Task goal: Select all lines holding the word "مطهری" from the entries that follow.

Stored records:

★ ★ ★ ★

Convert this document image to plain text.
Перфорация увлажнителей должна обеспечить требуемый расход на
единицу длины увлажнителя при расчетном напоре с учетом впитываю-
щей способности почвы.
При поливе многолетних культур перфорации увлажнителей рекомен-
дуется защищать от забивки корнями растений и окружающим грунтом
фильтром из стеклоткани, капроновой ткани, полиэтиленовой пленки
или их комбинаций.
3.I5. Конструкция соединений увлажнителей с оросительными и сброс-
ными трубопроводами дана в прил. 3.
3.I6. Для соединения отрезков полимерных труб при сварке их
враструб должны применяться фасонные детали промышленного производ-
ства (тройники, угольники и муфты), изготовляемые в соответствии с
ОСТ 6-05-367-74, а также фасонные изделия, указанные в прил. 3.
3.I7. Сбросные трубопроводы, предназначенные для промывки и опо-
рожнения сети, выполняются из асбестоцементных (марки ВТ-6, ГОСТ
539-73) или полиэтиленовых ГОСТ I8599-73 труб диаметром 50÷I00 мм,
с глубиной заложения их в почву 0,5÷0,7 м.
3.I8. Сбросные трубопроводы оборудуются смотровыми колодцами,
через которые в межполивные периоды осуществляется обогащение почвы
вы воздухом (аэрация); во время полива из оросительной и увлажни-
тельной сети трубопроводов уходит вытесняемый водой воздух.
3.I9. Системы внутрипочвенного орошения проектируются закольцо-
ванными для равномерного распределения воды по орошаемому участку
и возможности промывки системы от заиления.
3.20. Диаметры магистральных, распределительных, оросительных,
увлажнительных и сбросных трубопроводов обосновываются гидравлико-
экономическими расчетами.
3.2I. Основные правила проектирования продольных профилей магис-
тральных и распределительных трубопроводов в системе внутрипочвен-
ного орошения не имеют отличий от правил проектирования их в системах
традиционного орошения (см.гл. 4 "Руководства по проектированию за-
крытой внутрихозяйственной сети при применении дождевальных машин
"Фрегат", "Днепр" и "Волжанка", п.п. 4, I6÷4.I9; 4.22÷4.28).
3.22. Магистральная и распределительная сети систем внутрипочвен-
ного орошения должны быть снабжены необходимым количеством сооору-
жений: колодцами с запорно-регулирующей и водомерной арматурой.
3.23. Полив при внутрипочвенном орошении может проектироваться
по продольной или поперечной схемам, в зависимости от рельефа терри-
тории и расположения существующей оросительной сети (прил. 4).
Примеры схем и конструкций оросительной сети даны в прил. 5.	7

★ ★ ★ ★

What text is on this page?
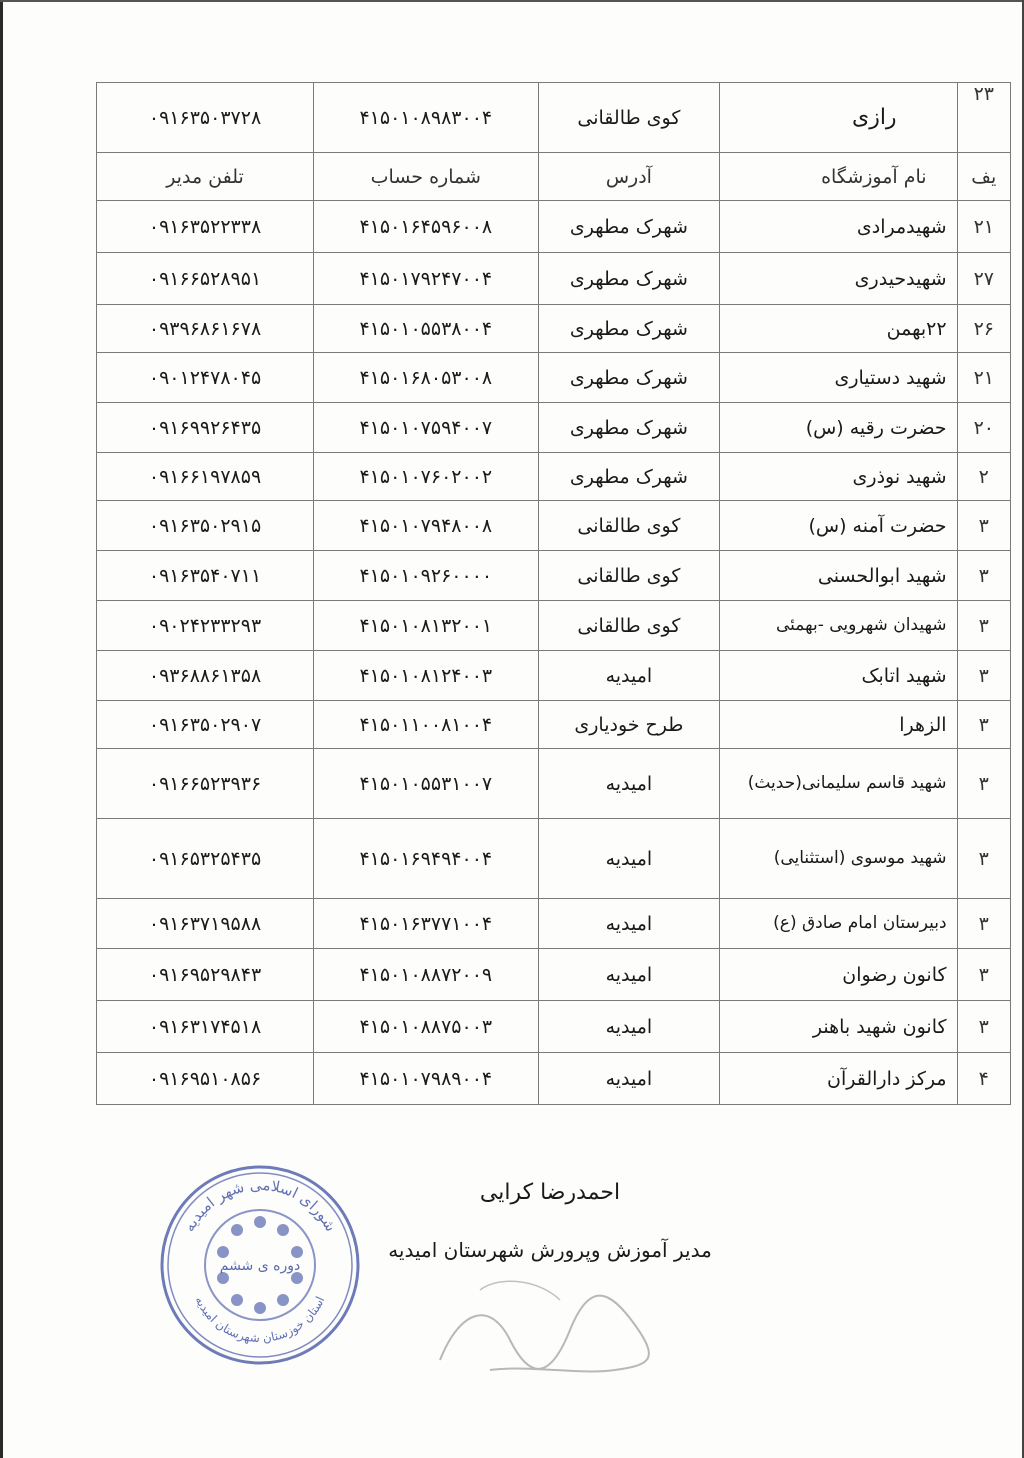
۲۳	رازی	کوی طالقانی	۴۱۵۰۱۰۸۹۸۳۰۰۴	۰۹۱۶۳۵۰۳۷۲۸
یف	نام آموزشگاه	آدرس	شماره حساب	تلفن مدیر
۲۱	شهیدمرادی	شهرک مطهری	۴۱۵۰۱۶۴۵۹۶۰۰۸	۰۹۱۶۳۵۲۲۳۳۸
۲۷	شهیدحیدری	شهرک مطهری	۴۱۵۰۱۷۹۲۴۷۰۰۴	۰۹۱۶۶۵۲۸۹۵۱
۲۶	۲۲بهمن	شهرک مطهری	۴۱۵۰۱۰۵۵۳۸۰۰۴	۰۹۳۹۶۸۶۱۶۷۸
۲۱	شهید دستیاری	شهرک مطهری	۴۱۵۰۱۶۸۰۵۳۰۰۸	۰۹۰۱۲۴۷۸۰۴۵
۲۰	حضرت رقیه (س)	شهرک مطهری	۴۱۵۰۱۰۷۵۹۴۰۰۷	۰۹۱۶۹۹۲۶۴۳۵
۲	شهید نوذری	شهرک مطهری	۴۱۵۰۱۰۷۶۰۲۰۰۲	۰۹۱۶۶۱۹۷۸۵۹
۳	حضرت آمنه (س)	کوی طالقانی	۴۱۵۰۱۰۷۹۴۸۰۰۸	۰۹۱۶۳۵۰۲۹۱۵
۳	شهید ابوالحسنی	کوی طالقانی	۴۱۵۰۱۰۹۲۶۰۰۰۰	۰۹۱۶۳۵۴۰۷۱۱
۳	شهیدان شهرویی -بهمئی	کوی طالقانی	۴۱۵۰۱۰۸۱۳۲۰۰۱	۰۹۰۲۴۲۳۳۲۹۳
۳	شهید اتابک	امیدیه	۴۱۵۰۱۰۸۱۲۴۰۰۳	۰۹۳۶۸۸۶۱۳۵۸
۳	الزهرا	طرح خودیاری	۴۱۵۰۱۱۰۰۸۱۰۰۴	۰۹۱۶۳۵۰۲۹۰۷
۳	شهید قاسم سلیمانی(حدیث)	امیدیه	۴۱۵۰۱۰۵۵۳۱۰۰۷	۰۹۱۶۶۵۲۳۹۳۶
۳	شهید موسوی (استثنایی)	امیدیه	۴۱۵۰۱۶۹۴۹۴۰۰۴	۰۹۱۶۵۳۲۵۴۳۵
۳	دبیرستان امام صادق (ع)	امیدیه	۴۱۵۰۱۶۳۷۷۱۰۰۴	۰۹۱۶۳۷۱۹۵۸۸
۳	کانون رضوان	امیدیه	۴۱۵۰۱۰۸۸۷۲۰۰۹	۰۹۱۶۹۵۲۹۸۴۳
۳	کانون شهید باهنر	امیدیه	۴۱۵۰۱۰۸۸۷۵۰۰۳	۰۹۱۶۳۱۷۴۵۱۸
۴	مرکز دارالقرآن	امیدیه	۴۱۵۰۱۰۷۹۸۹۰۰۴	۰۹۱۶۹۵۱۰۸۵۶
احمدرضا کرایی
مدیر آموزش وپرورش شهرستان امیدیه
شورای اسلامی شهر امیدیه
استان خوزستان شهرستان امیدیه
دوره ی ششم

★ ★ ★ ★

Written answer:
۲۱	شهیدمرادی	شهرک مطهری	۴۱۵۰۱۶۴۵۹۶۰۰۸	۰۹۱۶۳۵۲۲۳۳۸
۲۷	شهیدحیدری	شهرک مطهری	۴۱۵۰۱۷۹۲۴۷۰۰۴	۰۹۱۶۶۵۲۸۹۵۱
۲۶	۲۲بهمن	شهرک مطهری	۴۱۵۰۱۰۵۵۳۸۰۰۴	۰۹۳۹۶۸۶۱۶۷۸
۲۱	شهید دستیاری	شهرک مطهری	۴۱۵۰۱۶۸۰۵۳۰۰۸	۰۹۰۱۲۴۷۸۰۴۵
۲۰	حضرت رقیه (س)	شهرک مطهری	۴۱۵۰۱۰۷۵۹۴۰۰۷	۰۹۱۶۹۹۲۶۴۳۵
۲	شهید نوذری	شهرک مطهری	۴۱۵۰۱۰۷۶۰۲۰۰۲	۰۹۱۶۶۱۹۷۸۵۹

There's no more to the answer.